- **WHAT TO DO**:
Repeat every line of the data exactly, but not the pictures.

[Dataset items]
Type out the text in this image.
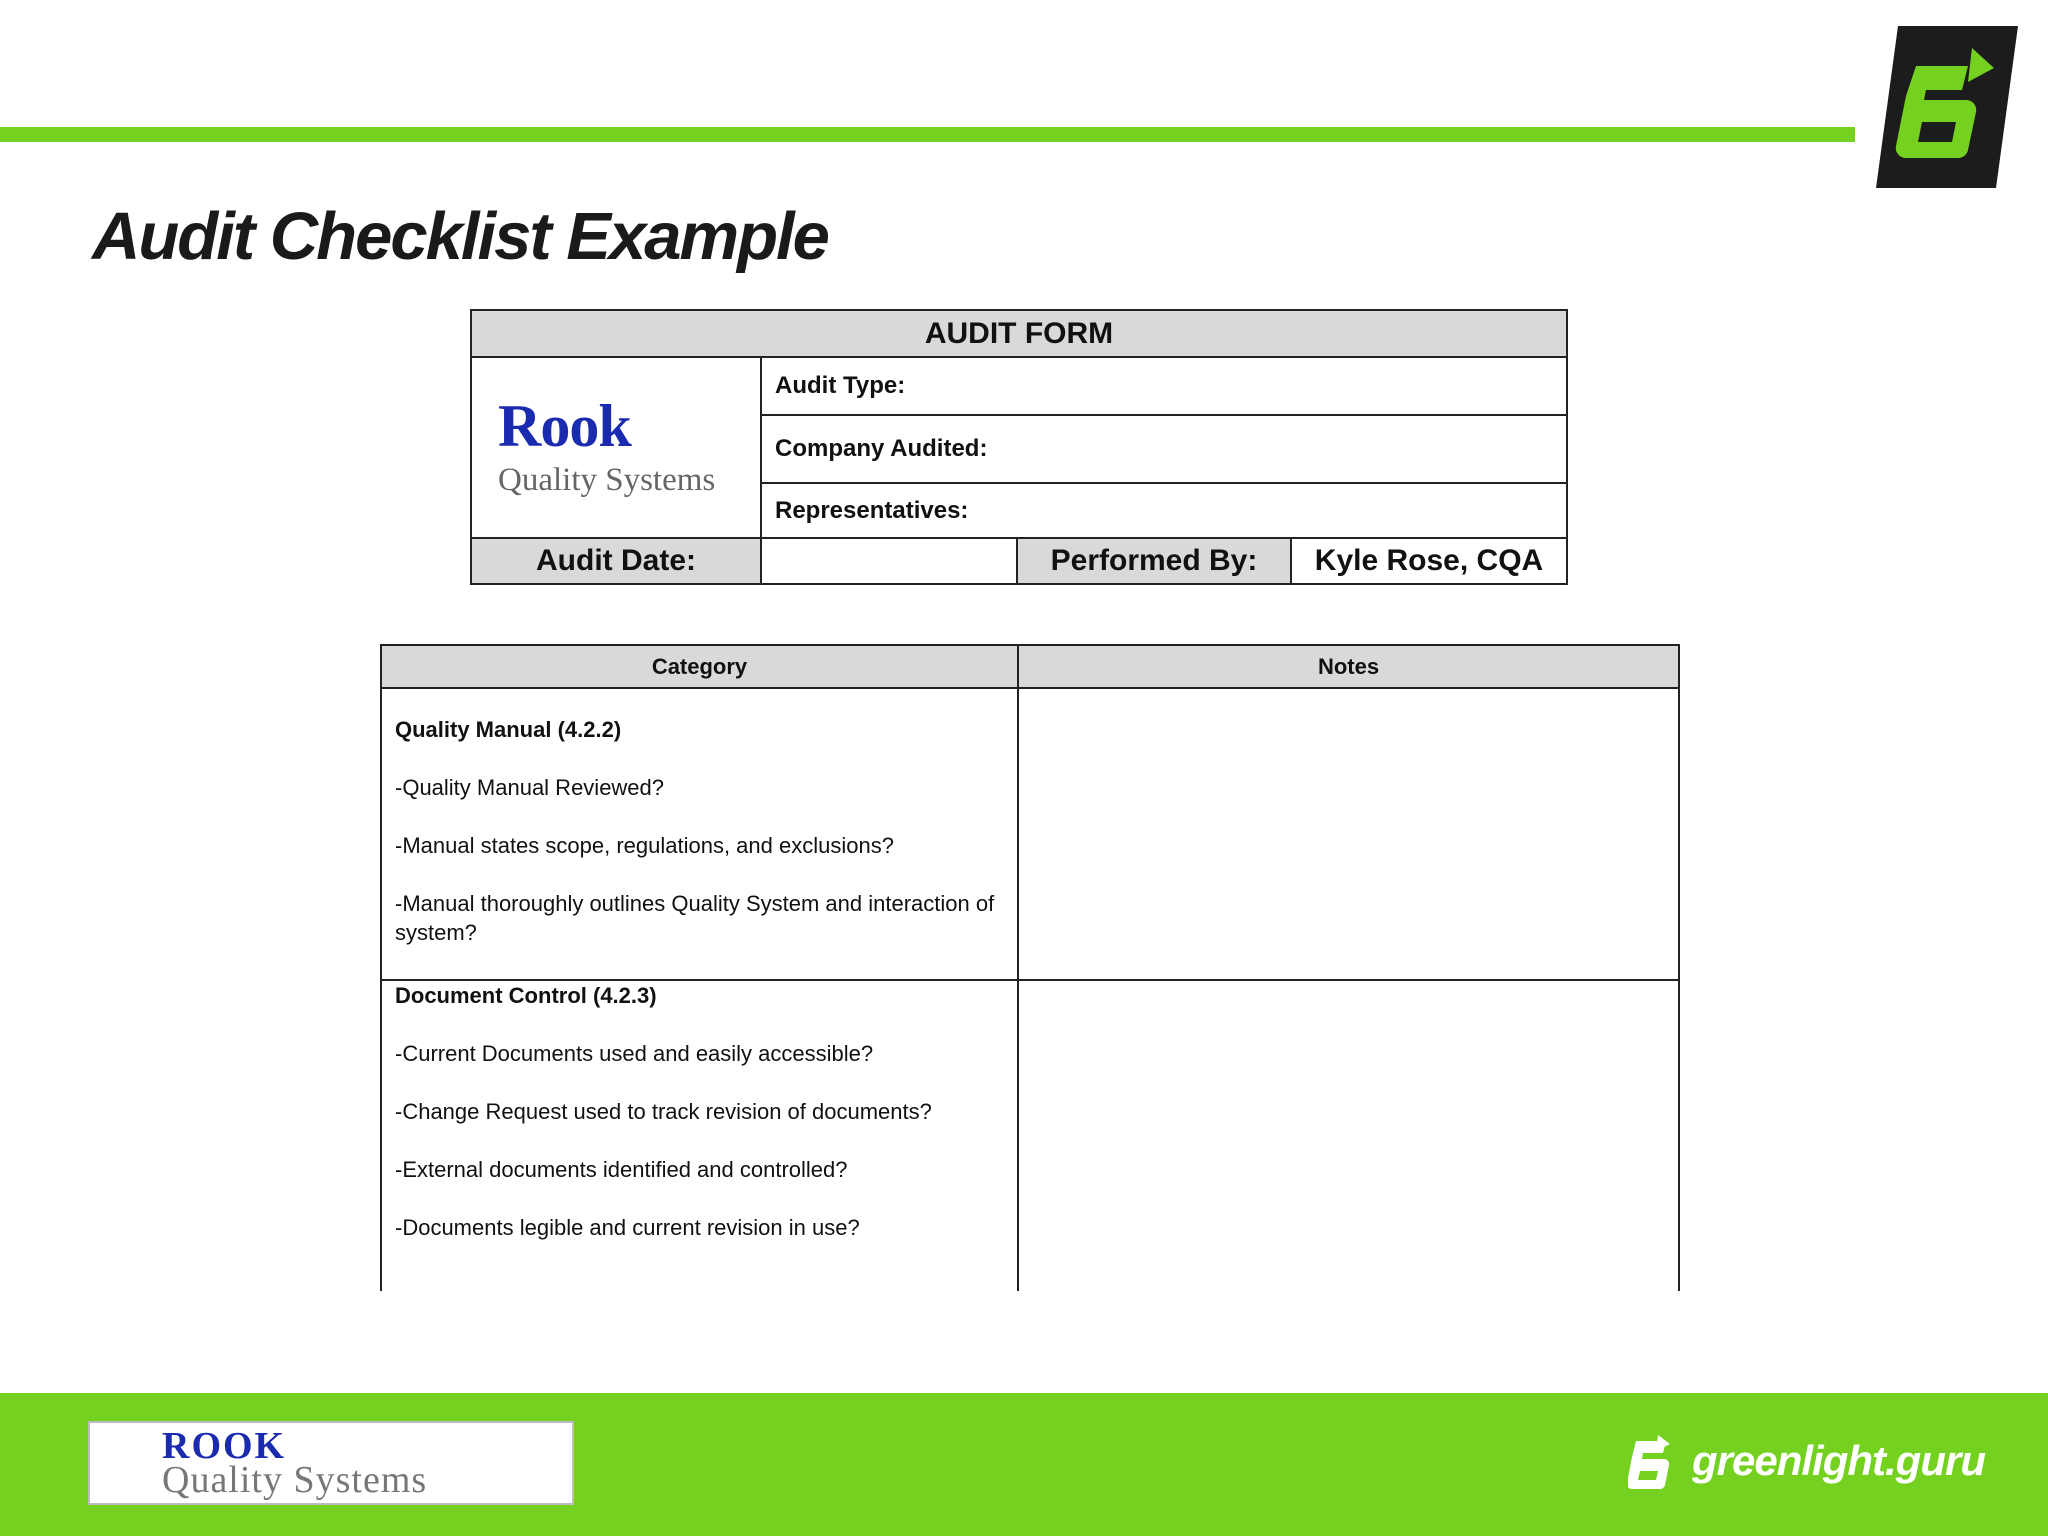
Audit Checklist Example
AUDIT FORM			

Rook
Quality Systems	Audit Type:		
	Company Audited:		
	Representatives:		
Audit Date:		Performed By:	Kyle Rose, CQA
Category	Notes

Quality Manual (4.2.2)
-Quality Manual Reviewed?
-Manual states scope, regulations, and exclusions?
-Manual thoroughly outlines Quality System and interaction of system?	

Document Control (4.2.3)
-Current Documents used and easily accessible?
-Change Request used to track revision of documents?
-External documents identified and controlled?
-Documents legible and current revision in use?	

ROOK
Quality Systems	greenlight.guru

- **CORRECT OUTPUT**:
Type out the text in this image.
Audit Checklist Example
AUDIT FORM			

Rook
Quality Systems	Audit Type:		
	Company Audited:		
	Representatives:		
Audit Date:		Performed By:	Kyle Rose, CQA
Category	Notes

Quality Manual (4.2.2)
-Quality Manual Reviewed?
-Manual states scope, regulations, and exclusions?
-Manual thoroughly outlines Quality System and interaction of system?	

Document Control (4.2.3)
-Current Documents used and easily accessible?
-Change Request used to track revision of documents?
-External documents identified and controlled?
-Documents legible and current revision in use?	

ROOK
Quality Systems	greenlight.guru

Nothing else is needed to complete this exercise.